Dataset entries
····················
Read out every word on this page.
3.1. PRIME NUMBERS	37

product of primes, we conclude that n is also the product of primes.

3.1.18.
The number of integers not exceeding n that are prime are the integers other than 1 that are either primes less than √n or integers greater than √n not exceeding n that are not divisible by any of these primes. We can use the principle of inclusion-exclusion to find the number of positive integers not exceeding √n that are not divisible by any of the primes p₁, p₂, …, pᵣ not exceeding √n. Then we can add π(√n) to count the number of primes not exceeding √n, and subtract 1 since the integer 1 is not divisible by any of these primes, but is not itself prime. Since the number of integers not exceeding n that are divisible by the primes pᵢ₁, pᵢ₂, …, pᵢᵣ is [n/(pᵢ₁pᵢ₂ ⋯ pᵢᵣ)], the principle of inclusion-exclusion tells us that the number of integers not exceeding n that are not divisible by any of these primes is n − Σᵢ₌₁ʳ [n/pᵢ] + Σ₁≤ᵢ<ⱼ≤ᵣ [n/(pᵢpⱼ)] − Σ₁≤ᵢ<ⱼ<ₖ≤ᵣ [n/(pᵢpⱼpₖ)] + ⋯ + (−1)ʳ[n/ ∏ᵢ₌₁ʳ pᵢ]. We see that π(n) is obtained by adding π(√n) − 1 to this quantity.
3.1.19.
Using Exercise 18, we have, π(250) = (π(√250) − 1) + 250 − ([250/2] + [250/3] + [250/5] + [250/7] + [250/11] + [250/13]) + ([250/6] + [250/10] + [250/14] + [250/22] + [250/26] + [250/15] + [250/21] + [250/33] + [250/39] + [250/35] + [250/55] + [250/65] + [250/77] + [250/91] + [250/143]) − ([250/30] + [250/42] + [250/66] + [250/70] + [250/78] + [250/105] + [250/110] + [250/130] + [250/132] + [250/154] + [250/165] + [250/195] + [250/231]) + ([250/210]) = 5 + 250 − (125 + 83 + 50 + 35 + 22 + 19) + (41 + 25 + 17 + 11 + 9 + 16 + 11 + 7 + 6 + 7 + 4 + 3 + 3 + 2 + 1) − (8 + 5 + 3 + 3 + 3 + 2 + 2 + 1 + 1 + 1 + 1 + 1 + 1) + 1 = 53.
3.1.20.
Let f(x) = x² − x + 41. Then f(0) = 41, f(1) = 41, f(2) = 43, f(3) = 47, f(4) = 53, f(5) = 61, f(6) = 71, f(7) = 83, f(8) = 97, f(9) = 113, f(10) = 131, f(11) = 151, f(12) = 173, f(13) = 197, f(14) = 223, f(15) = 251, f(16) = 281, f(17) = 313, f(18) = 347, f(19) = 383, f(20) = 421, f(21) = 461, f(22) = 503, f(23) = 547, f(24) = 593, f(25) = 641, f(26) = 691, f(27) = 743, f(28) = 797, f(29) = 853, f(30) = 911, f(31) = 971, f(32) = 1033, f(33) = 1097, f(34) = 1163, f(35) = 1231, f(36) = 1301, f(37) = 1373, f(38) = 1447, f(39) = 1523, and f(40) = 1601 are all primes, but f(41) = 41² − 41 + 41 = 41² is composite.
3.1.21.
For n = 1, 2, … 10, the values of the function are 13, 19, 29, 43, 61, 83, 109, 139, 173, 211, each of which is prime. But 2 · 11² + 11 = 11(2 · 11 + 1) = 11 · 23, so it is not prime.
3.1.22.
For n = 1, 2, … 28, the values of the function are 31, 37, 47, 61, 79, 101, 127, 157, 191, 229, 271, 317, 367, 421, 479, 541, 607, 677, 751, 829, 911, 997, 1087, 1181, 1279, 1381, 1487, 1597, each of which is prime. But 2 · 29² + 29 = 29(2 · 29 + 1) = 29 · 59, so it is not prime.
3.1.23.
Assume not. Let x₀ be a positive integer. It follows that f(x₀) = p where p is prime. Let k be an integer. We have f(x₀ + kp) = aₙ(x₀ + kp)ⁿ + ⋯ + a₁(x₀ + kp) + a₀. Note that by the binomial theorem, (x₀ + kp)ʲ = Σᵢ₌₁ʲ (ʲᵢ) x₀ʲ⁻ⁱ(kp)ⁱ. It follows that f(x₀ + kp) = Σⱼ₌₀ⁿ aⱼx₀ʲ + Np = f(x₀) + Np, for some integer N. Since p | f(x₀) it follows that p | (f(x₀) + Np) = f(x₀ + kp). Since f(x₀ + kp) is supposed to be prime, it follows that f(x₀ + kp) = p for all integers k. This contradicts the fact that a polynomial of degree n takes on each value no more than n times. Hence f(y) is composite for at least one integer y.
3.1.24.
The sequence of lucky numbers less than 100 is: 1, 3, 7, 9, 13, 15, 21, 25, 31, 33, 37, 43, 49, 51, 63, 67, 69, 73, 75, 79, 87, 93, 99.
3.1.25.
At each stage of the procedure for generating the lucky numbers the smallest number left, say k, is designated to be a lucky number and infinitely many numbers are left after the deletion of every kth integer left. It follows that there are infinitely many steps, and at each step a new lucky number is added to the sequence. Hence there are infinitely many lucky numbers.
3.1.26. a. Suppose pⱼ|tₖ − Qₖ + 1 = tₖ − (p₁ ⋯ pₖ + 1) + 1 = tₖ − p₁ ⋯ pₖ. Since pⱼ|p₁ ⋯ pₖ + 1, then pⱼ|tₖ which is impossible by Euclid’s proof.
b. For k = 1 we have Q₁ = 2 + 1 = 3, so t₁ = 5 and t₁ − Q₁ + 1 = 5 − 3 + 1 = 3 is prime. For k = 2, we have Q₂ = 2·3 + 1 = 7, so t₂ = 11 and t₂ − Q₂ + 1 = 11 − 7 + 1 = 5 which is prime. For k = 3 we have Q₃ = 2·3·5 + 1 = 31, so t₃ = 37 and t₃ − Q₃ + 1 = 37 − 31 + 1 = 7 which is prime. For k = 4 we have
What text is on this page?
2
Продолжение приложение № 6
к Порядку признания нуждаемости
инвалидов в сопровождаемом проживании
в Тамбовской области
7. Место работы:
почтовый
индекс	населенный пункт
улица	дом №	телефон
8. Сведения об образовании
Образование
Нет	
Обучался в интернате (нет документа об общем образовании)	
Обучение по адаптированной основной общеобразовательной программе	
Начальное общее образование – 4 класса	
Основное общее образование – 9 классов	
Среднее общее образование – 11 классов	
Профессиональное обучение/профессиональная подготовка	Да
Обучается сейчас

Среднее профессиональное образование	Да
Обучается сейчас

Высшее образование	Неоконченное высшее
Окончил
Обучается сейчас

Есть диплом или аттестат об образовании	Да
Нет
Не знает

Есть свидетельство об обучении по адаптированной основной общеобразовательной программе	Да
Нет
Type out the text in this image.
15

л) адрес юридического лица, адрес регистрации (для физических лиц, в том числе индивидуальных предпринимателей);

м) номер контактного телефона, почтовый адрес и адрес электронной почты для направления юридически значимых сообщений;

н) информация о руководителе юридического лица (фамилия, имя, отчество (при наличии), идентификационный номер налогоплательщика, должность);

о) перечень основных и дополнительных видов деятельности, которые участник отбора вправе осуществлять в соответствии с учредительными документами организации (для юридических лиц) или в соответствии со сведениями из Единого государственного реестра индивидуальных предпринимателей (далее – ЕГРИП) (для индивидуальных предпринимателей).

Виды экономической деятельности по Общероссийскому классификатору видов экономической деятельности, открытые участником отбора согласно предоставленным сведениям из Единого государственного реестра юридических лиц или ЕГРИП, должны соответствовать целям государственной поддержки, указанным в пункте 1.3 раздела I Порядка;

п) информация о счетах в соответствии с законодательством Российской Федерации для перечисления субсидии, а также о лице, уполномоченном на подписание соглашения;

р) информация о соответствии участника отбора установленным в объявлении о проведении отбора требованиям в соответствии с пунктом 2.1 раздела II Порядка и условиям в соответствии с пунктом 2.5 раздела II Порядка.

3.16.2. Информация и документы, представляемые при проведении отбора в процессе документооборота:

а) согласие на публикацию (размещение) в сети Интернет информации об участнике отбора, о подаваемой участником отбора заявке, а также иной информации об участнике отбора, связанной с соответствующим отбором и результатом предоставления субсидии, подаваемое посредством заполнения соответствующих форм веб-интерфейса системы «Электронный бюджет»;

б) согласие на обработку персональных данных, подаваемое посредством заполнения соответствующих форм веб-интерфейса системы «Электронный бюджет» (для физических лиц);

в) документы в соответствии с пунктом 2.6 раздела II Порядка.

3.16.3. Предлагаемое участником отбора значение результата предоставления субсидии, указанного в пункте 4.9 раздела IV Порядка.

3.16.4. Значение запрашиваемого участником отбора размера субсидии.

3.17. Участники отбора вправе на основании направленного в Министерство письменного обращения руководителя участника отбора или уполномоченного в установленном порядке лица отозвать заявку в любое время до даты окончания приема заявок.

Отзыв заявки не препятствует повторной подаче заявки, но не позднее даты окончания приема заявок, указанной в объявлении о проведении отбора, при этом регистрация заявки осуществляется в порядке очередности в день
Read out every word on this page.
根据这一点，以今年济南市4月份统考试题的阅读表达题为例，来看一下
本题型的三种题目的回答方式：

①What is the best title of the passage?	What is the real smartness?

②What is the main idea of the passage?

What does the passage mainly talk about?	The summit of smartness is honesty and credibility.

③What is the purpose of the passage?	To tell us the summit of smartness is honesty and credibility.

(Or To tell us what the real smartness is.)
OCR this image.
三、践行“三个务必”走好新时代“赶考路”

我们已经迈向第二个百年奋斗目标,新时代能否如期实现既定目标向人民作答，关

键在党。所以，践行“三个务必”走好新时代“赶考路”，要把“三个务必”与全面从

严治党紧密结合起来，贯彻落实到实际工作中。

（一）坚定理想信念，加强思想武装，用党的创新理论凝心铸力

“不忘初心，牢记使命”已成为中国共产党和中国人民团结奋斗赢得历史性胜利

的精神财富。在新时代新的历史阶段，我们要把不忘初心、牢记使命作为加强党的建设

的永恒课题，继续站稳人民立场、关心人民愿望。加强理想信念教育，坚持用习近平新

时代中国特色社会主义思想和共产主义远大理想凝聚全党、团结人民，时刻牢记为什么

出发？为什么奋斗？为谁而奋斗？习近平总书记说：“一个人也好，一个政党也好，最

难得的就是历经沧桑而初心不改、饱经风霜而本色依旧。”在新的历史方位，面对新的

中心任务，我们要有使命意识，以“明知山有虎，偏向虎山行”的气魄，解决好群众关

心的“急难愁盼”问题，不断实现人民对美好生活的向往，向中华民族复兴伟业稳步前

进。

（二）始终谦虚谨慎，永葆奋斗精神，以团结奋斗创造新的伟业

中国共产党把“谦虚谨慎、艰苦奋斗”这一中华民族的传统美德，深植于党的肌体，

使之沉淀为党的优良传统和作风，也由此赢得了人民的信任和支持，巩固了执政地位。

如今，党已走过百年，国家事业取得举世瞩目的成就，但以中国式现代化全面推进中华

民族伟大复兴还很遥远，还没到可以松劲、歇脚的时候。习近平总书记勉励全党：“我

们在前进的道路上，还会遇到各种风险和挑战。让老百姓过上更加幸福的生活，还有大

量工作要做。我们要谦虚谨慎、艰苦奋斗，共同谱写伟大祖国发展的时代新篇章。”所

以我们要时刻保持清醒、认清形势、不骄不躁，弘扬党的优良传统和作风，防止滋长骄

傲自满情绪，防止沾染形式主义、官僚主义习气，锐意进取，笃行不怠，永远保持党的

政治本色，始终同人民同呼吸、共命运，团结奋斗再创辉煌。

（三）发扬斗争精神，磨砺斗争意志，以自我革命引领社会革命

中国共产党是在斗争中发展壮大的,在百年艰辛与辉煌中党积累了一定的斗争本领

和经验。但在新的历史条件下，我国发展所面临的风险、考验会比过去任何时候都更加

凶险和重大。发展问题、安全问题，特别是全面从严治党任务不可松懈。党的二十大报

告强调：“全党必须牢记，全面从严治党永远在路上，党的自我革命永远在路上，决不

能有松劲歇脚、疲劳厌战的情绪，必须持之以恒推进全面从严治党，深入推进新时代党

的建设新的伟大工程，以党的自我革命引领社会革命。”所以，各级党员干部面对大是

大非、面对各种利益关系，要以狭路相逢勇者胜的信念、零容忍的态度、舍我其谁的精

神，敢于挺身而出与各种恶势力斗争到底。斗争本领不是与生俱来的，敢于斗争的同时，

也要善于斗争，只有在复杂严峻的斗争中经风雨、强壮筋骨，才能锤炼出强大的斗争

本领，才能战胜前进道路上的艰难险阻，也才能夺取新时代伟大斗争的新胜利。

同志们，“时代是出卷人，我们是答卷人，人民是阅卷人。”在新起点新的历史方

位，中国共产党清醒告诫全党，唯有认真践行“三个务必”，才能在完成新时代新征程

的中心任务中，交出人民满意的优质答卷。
····················
● **Requirement**
Show each line holding the word "программе".

● **Output for this exercise**
Обучение по адаптированной основной общеобразовательной программе	
Есть свидетельство об обучении по адаптированной основной общеобразовательной программе	Да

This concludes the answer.